**TASK DETAILS**: Write out all the data again, exactly as it stands.

**RECORDS FOR THIS TASK**:
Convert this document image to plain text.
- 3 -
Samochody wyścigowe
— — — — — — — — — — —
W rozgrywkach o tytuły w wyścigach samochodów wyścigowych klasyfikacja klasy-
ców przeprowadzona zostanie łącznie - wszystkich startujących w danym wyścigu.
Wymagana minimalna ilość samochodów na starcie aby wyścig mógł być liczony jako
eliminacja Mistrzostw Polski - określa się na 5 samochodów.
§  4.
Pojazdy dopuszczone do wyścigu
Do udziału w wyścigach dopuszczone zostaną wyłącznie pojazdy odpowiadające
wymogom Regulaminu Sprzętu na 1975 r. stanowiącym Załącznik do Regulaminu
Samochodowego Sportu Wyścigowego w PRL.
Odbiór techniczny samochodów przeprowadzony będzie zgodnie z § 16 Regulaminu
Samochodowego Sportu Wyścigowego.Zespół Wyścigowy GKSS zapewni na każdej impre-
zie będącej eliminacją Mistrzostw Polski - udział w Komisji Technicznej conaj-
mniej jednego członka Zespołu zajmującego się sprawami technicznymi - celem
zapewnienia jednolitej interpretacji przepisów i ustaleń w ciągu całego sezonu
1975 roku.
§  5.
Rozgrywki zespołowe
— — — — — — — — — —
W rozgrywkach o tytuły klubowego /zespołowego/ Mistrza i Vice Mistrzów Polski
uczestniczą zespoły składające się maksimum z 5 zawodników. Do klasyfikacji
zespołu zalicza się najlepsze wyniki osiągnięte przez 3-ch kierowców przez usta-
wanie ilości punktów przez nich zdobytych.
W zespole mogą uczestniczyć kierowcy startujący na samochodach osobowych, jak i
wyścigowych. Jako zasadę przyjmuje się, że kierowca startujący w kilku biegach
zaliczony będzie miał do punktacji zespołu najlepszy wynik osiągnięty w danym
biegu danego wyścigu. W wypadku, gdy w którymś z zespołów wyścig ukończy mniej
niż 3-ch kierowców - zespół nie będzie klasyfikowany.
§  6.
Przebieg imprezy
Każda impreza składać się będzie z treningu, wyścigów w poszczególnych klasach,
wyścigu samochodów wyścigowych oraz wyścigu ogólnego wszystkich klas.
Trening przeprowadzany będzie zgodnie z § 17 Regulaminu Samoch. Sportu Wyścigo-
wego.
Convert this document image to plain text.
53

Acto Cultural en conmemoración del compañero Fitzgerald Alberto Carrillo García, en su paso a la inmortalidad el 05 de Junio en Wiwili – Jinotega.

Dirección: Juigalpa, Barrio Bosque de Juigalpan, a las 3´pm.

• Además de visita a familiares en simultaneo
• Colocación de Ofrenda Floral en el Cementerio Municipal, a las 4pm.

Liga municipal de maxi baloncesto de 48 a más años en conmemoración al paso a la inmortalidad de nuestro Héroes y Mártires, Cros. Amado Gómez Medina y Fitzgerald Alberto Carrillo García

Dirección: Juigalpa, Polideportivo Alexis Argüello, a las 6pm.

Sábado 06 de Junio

**FULL OUTPUT**:
Convert this document image to plain text.
- 3 -
Samochody wyścigowe
— — — — — — — — — — —
W rozgrywkach o tytuły w wyścigach samochodów wyścigowych klasyfikacja klasy-
ców przeprowadzona zostanie łącznie - wszystkich startujących w danym wyścigu.
Wymagana minimalna ilość samochodów na starcie aby wyścig mógł być liczony jako
eliminacja Mistrzostw Polski - określa się na 5 samochodów.
§  4.
Pojazdy dopuszczone do wyścigu
Do udziału w wyścigach dopuszczone zostaną wyłącznie pojazdy odpowiadające
wymogom Regulaminu Sprzętu na 1975 r. stanowiącym Załącznik do Regulaminu
Samochodowego Sportu Wyścigowego w PRL.
Odbiór techniczny samochodów przeprowadzony będzie zgodnie z § 16 Regulaminu
Samochodowego Sportu Wyścigowego.Zespół Wyścigowy GKSS zapewni na każdej impre-
zie będącej eliminacją Mistrzostw Polski - udział w Komisji Technicznej conaj-
mniej jednego członka Zespołu zajmującego się sprawami technicznymi - celem
zapewnienia jednolitej interpretacji przepisów i ustaleń w ciągu całego sezonu
1975 roku.
§  5.
Rozgrywki zespołowe
— — — — — — — — — —
W rozgrywkach o tytuły klubowego /zespołowego/ Mistrza i Vice Mistrzów Polski
uczestniczą zespoły składające się maksimum z 5 zawodników. Do klasyfikacji
zespołu zalicza się najlepsze wyniki osiągnięte przez 3-ch kierowców przez usta-
wanie ilości punktów przez nich zdobytych.
W zespole mogą uczestniczyć kierowcy startujący na samochodach osobowych, jak i
wyścigowych. Jako zasadę przyjmuje się, że kierowca startujący w kilku biegach
zaliczony będzie miał do punktacji zespołu najlepszy wynik osiągnięty w danym
biegu danego wyścigu. W wypadku, gdy w którymś z zespołów wyścig ukończy mniej
niż 3-ch kierowców - zespół nie będzie klasyfikowany.
§  6.
Przebieg imprezy
Każda impreza składać się będzie z treningu, wyścigów w poszczególnych klasach,
wyścigu samochodów wyścigowych oraz wyścigu ogólnego wszystkich klas.
Trening przeprowadzany będzie zgodnie z § 17 Regulaminu Samoch. Sportu Wyścigo-
wego.
Convert this document image to plain text.
53

Acto Cultural en conmemoración del compañero Fitzgerald Alberto Carrillo García, en su paso a la inmortalidad el 05 de Junio en Wiwili – Jinotega.

Dirección: Juigalpa, Barrio Bosque de Juigalpan, a las 3´pm.

• Además de visita a familiares en simultaneo
• Colocación de Ofrenda Floral en el Cementerio Municipal, a las 4pm.

Liga municipal de maxi baloncesto de 48 a más años en conmemoración al paso a la inmortalidad de nuestro Héroes y Mártires, Cros. Amado Gómez Medina y Fitzgerald Alberto Carrillo García

Dirección: Juigalpa, Polideportivo Alexis Argüello, a las 6pm.

Sábado 06 de Junio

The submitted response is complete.